* Dataset records *
------------------------

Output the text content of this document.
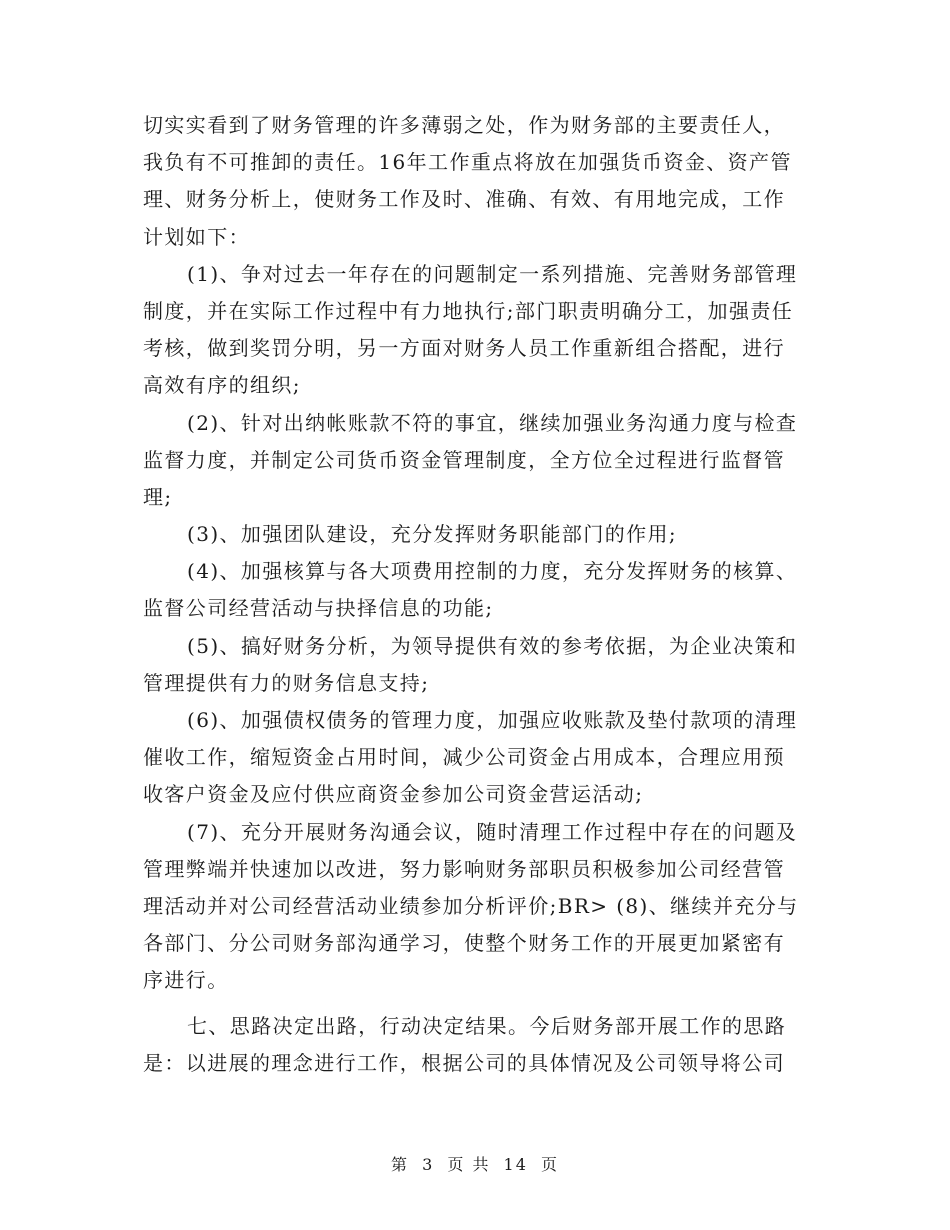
切实实看到了财务管理的许多薄弱之处，作为财务部的主要责任人，
我负有不可推卸的责任。16年工作重点将放在加强货币资金、资产管
理、财务分析上，使财务工作及时、准确、有效、有用地完成，工作
计划如下：
(1)、争对过去一年存在的问题制定一系列措施、完善财务部管理
制度，并在实际工作过程中有力地执行;部门职责明确分工，加强责任
考核，做到奖罚分明，另一方面对财务人员工作重新组合搭配，进行
高效有序的组织;
(2)、针对出纳帐账款不符的事宜，继续加强业务沟通力度与检查
监督力度，并制定公司货币资金管理制度，全方位全过程进行监督管
理;
(3)、加强团队建设，充分发挥财务职能部门的作用;
(4)、加强核算与各大项费用控制的力度，充分发挥财务的核算、
监督公司经营活动与抉择信息的功能;
(5)、搞好财务分析，为领导提供有效的参考依据，为企业决策和
管理提供有力的财务信息支持;
(6)、加强债权债务的管理力度，加强应收账款及垫付款项的清理
催收工作，缩短资金占用时间，减少公司资金占用成本，合理应用预
收客户资金及应付供应商资金参加公司资金营运活动;
(7)、充分开展财务沟通会议，随时清理工作过程中存在的问题及
管理弊端并快速加以改进，努力影响财务部职员积极参加公司经营管
理活动并对公司经营活动业绩参加分析评价;BR> (8)、继续并充分与
各部门、分公司财务部沟通学习，使整个财务工作的开展更加紧密有
序进行。
七、思路决定出路，行动决定结果。今后财务部开展工作的思路
是：以进展的理念进行工作，根据公司的具体情况及公司领导将公司
第 3 页 共 14 页
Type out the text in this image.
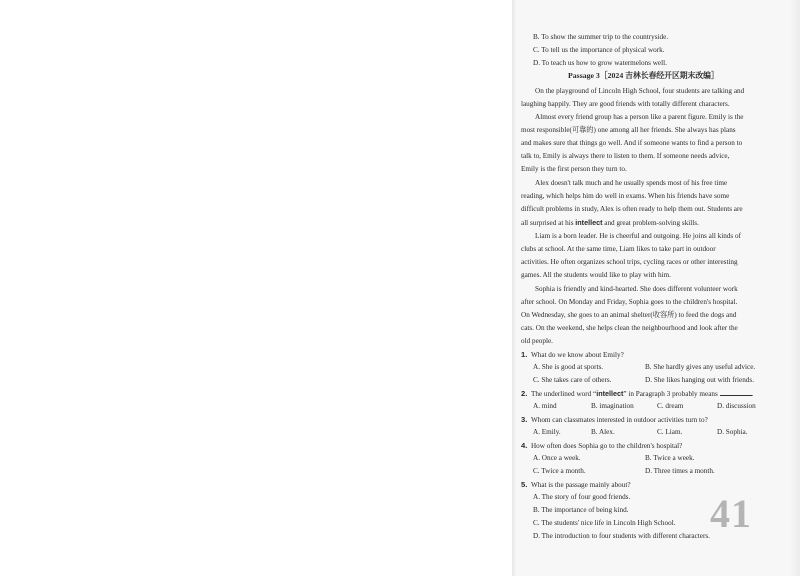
B. To show the summer trip to the countryside.
C. To tell us the importance of physical work.
D. To teach us how to grow watermelons well.
Passage 3［2024 吉林长春经开区期末改编］
On the playground of Lincoln High School, four students are talking and
laughing happily. They are good friends with totally different characters.
Almost every friend group has a person like a parent figure. Emily is the
most responsible(可靠的) one among all her friends. She always has plans
and makes sure that things go well. And if someone wants to find a person to
talk to, Emily is always there to listen to them. If someone needs advice,
Emily is the first person they turn to.
Alex doesn't talk much and he usually spends most of his free time
reading, which helps him do well in exams. When his friends have some
difficult problems in study, Alex is often ready to help them out. Students are
all surprised at his intellect and great problem-solving skills.
Liam is a born leader. He is cheerful and outgoing. He joins all kinds of
clubs at school. At the same time, Liam likes to take part in outdoor
activities. He often organizes school trips, cycling races or other interesting
games. All the students would like to play with him.
Sophia is friendly and kind-hearted. She does different volunteer work
after school. On Monday and Friday, Sophia goes to the children's hospital.
On Wednesday, she goes to an animal shelter(收容所) to feed the dogs and
cats. On the weekend, she helps clean the neighbourhood and look after the
old people.
1. What do we know about Emily?
A. She is good at sports.	B. She hardly gives any useful advice.
C. She takes care of others.	D. She likes hanging out with friends.
2. The underlined word “intellect” in Paragraph 3 probably means	.
A. mind	B. imagination	C. dream	D. discussion
3. Whom can classmates interested in outdoor activities turn to?
A. Emily.	B. Alex.	C. Liam.	D. Sophia.
4. How often does Sophia go to the children's hospital?
A. Once a week.	B. Twice a week.
C. Twice a month.	D. Three times a month.
5. What is the passage mainly about?
A. The story of four good friends.
B. The importance of being kind.
C. The students' nice life in Lincoln High School.
D. The introduction to four students with different characters. 41
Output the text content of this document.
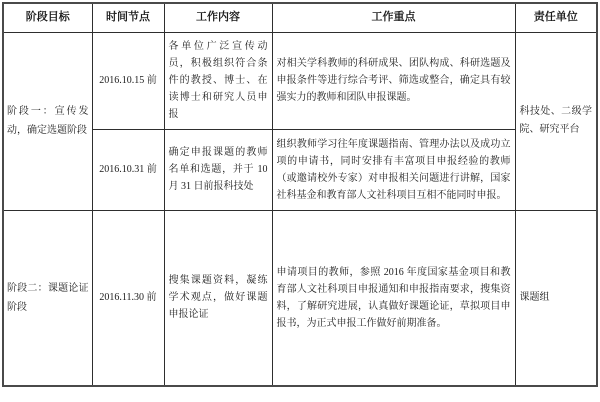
阶段目标	时间节点	工作内容	工作重点	责任单位
阶段一：宣传发动，确定选题阶段	2016.10.15 前	各单位广泛宣传动员，积极组织符合条件的教授、博士、在读博士和研究人员申报	对相关学科教师的科研成果、团队构成、科研选题及申报条件等进行综合考评、筛选或整合，确定具有较强实力的教师和团队申报课题。	科技处、二级学院、研究平台
	2016.10.31 前	确定申报课题的教师名单和选题，并于 10 月 31 日前报科技处	组织教师学习往年度课题指南、管理办法以及成功立项的申请书，同时安排有丰富项目申报经验的教师（或邀请校外专家）对申报相关问题进行讲解，国家社科基金和教育部人文社科项目互相不能同时申报。	
阶段二：课题论证阶段	2016.11.30 前	搜集课题资料，凝练学术观点，做好课题申报论证	申请项目的教师，参照 2016 年度国家基金项目和教育部人文社科项目申报通知和申报指南要求，搜集资料，了解研究进展，认真做好课题论证，草拟项目申报书，为正式申报工作做好前期准备。	课题组
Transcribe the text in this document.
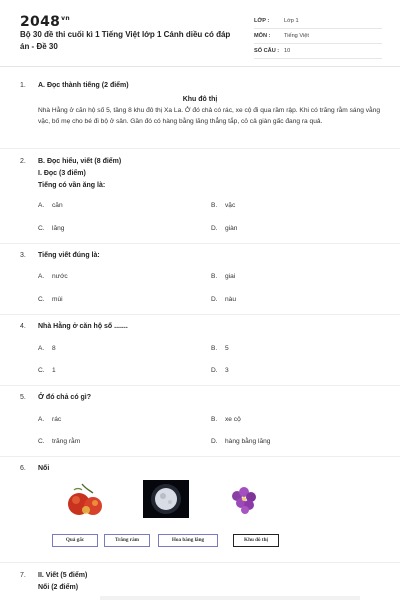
$2048^{vn}$
Bộ 30 đề thi cuối kì 1 Tiếng Việt lớp 1 Cánh diều có đáp án - Đề 30
LỚP :	Lớp 1
MÔN :	Tiếng Việt
SỐ CÂU : 10
1. A. Đọc thành tiếng (2 điểm)
Khu đô thị
Nhà Hằng ở căn hộ số 5, tầng 8 khu đô thị Xa La. Ở đó chả có rác, xe cộ đi qua rầm rập. Khi có trăng rằm sáng vằng vặc, bố mẹ cho bé đi bộ ở sân. Gần đó có hàng bằng lăng thẳng tắp, cỏ cả giàn gấc đang ra quả.
2. B. Đọc hiểu, viết (8 điểm)
I. Đọc (3 điểm)
Tiếng có vần ăng là:
A. căn	B. vặc
C. lăng	D. giàn
3. Tiếng viết đúng là:
A. nước	B. giai
C. mùi	D. nàu
4. Nhà Hằng ở căn hộ số .......
A. 8	B. 5
C. 1	D. 3
5. Ở đó chả có gì?
A. rác	B. xe cộ
C. trăng rằm	D. hàng bằng lăng
6. Nối
Quả gấc	Trăng rằm	Hoa bằng lăng	Khu đô thị
7. II. Viết (5 điểm)
Nối (2 điểm)
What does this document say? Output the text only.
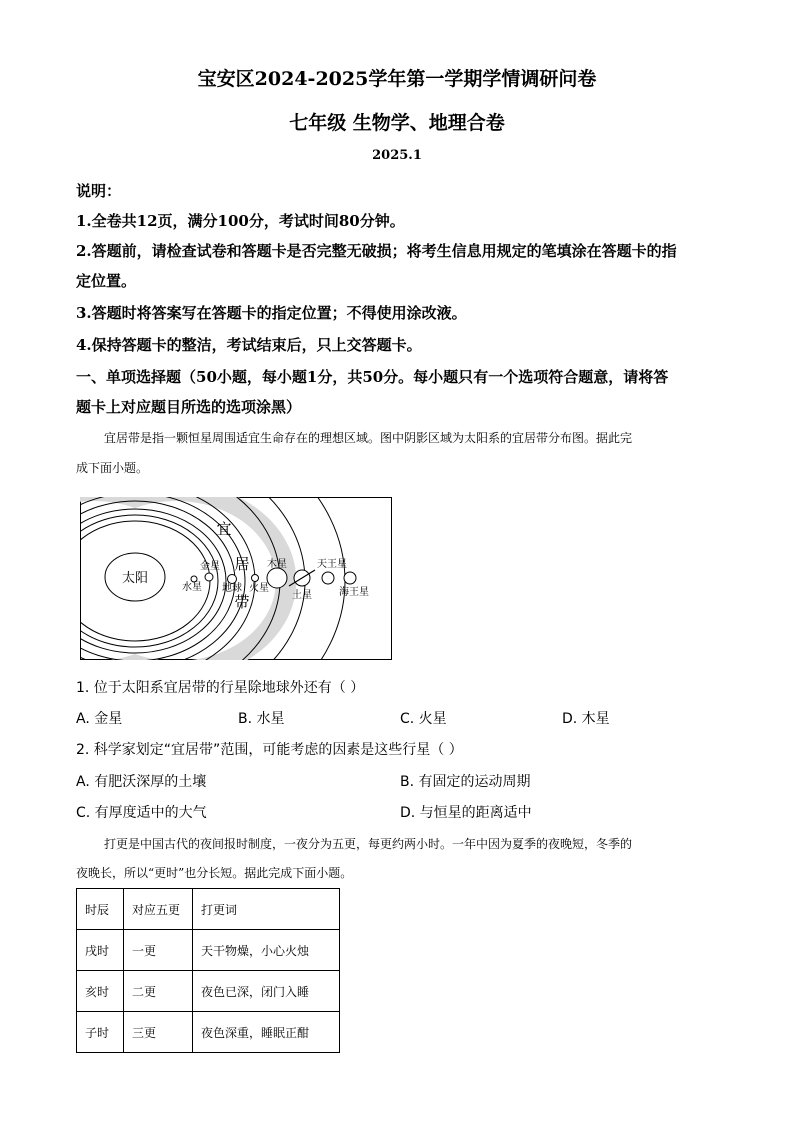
宝安区2024-2025学年第一学期学情调研问卷
七年级 生物学、地理合卷
2025.1
说明：
1.全卷共12页，满分100分，考试时间80分钟。
2.答题前，请检查试卷和答题卡是否完整无破损；将考生信息用规定的笔填涂在答题卡的指
定位置。
3.答题时将答案写在答题卡的指定位置；不得使用涂改液。
4.保持答题卡的整洁，考试结束后，只上交答题卡。
一、单项选择题（50小题，每小题1分，共50分。每小题只有一个选项符合题意，请将答
题卡上对应题目所选的选项涂黑）
宜居带是指一颗恒星周围适宜生命存在的理想区域。图中阴影区域为太阳系的宜居带分布图。据此完
成下面小题。
太阳
宜
居
带
水星
金星
地球 火星
木星
土星
天王星
海王星
1. 位于太阳系宜居带的行星除地球外还有（ ）
A. 金星	B. 水星	C. 火星	D. 木星
2. 科学家划定“宜居带”范围，可能考虑的因素是这些行星（ ）
A. 有肥沃深厚的土壤	B. 有固定的运动周期
C. 有厚度适中的大气	D. 与恒星的距离适中
打更是中国古代的夜间报时制度，一夜分为五更，每更约两小时。一年中因为夏季的夜晚短，冬季的
夜晚长，所以“更时”也分长短。据此完成下面小题。
时辰	对应五更	打更词
戌时	一更	天干物燥，小心火烛
亥时	二更	夜色已深，闭门入睡
子时	三更	夜色深重，睡眠正酣
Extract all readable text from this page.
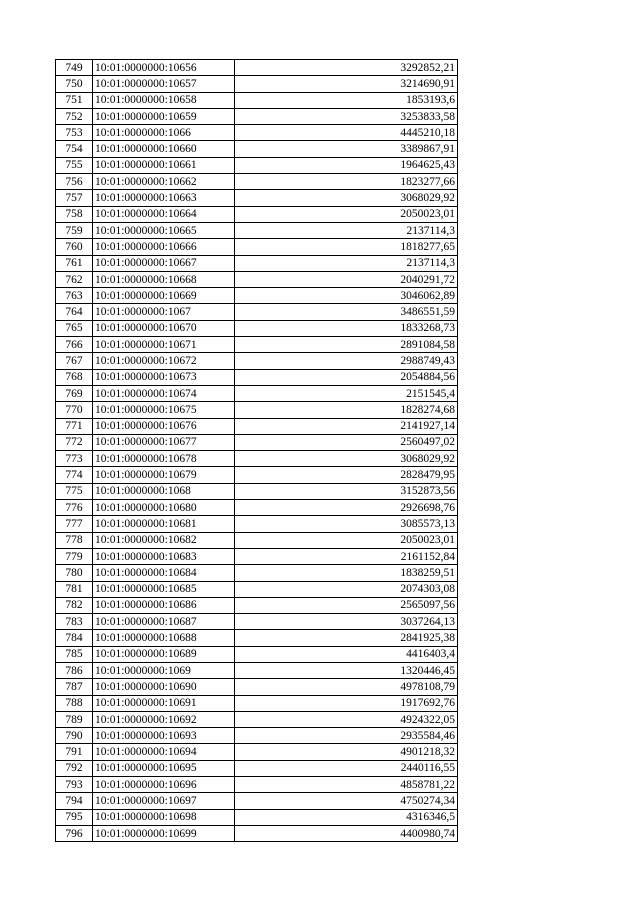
749	10:01:0000000:10656	3292852,21
750	10:01:0000000:10657	3214690,91
751	10:01:0000000:10658	1853193,6
752	10:01:0000000:10659	3253833,58
753	10:01:0000000:1066	4445210,18
754	10:01:0000000:10660	3389867,91
755	10:01:0000000:10661	1964625,43
756	10:01:0000000:10662	1823277,66
757	10:01:0000000:10663	3068029,92
758	10:01:0000000:10664	2050023,01
759	10:01:0000000:10665	2137114,3
760	10:01:0000000:10666	1818277,65
761	10:01:0000000:10667	2137114,3
762	10:01:0000000:10668	2040291,72
763	10:01:0000000:10669	3046062,89
764	10:01:0000000:1067	3486551,59
765	10:01:0000000:10670	1833268,73
766	10:01:0000000:10671	2891084,58
767	10:01:0000000:10672	2988749,43
768	10:01:0000000:10673	2054884,56
769	10:01:0000000:10674	2151545,4
770	10:01:0000000:10675	1828274,68
771	10:01:0000000:10676	2141927,14
772	10:01:0000000:10677	2560497,02
773	10:01:0000000:10678	3068029,92
774	10:01:0000000:10679	2828479,95
775	10:01:0000000:1068	3152873,56
776	10:01:0000000:10680	2926698,76
777	10:01:0000000:10681	3085573,13
778	10:01:0000000:10682	2050023,01
779	10:01:0000000:10683	2161152,84
780	10:01:0000000:10684	1838259,51
781	10:01:0000000:10685	2074303,08
782	10:01:0000000:10686	2565097,56
783	10:01:0000000:10687	3037264,13
784	10:01:0000000:10688	2841925,38
785	10:01:0000000:10689	4416403,4
786	10:01:0000000:1069	1320446,45
787	10:01:0000000:10690	4978108,79
788	10:01:0000000:10691	1917692,76
789	10:01:0000000:10692	4924322,05
790	10:01:0000000:10693	2935584,46
791	10:01:0000000:10694	4901218,32
792	10:01:0000000:10695	2440116,55
793	10:01:0000000:10696	4858781,22
794	10:01:0000000:10697	4750274,34
795	10:01:0000000:10698	4316346,5
796	10:01:0000000:10699	4400980,74
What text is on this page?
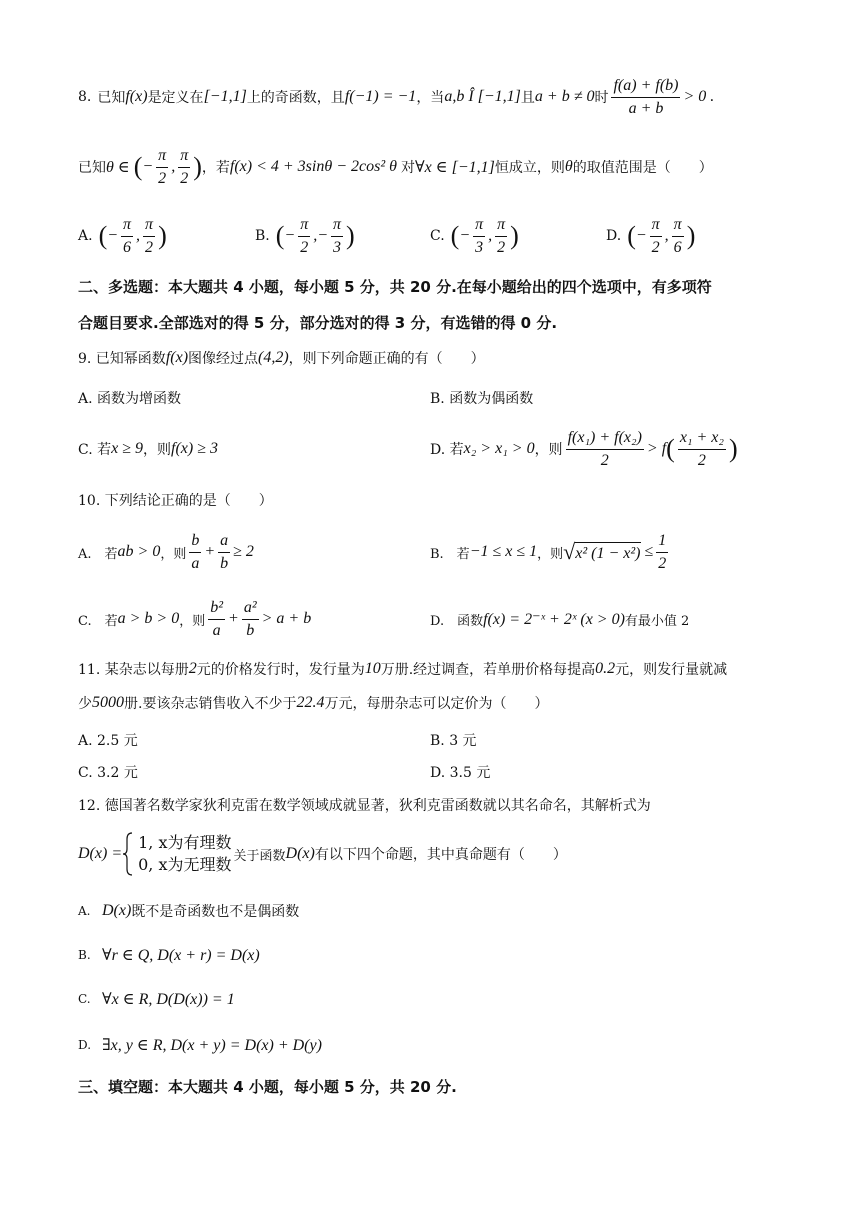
8. 已知 f(x) 是定义在 [−1,1] 上的奇函数，且 f(−1) = −1 ，当 a,b Î [−1,1] 且 a + b ≠ 0 时 $\frac{f(a) + f(b)}{a + b} > 0$ .
已知 θ ∈ ( − $\frac{\pi}{2}$ , $\frac{\pi}{2}$ ) ，若 f(x) < 4 + 3sinθ − 2cos² θ 对 ∀x ∈ [−1,1] 恒成立，则 θ 的取值范围是（　　）
A. ( − $\frac{\pi}{6}$ , $\frac{\pi}{2}$ )	B. ( − $\frac{\pi}{2}$ , − $\frac{\pi}{3}$ )	C. ( − $\frac{\pi}{3}$ , $\frac{\pi}{2}$ )	D. ( − $\frac{\pi}{2}$ , $\frac{\pi}{6}$ )
二、多选题：本大题共 4 小题，每小题 5 分，共 20 分.在每小题给出的四个选项中，有多项符
合题目要求.全部选对的得 5 分，部分选对的得 3 分，有选错的得 0 分.
9. 已知幂函数 f(x) 图像经过点 (4,2) ，则下列命题正确的有（　　）
A. 函数为增函数	B. 函数为偶函数
C. 若 x ≥ 9 ，则 f(x) ≥ 3	D. 若 x₂ > x₁ > 0 ，则 $\frac{\text{f(x₁) + f(x₂)}}{2} > f$ ( $\frac{\text{x₁ + x₂}}{2}$ )
10. 下列结论正确的是（　　）
A.　若 ab > 0 ，则 $\frac{b}{a} + \frac{a}{b} \ge 2$	B.　若 −1 ≤ x ≤ 1 ，则 √ x² $(1 - x^2) \le \frac{1}{2}$
C.　若 a > b > 0 ，则 $\frac{\text{b²}}{a} + \frac{\text{a²}}{b} > a + b$	D.　函数 f(x) = 2⁻ˣ + 2ˣ (x > 0) 有最小值 2
11. 某杂志以每册 2 元的价格发行时，发行量为 10 万册.经过调查，若单册价格每提高 0.2 元，则发行量就减
少 5000 册.要该杂志销售收入不少于 22.4 万元，每册杂志可以定价为（　　）
A. 2.5 元	B. 3 元
C. 3.2 元	D. 3.5 元
12. 德国著名数学家狄利克雷在数学领域成就显著，狄利克雷函数就以其名命名，其解析式为
D(x) =
1, x为有理数
0, x为无理数 关于函数 D(x) 有以下四个命题，其中真命题有（　　）
A. D(x) 既不是奇函数也不是偶函数
B. ∀r ∈ Q, D(x + r) = D(x)
C. ∀x ∈ R, D(D(x)) = 1
D. ∃x, y ∈ R, D(x + y) = D(x) + D(y)
三、填空题：本大题共 4 小题，每小题 5 分，共 20 分.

------------------------

* Exercise description *
Wherever a line in the data above holds "Twice", copy that line.

* Full answer *
A. Once a week.	B. Twice a week.
C. Twice a month.	D. Three times a month.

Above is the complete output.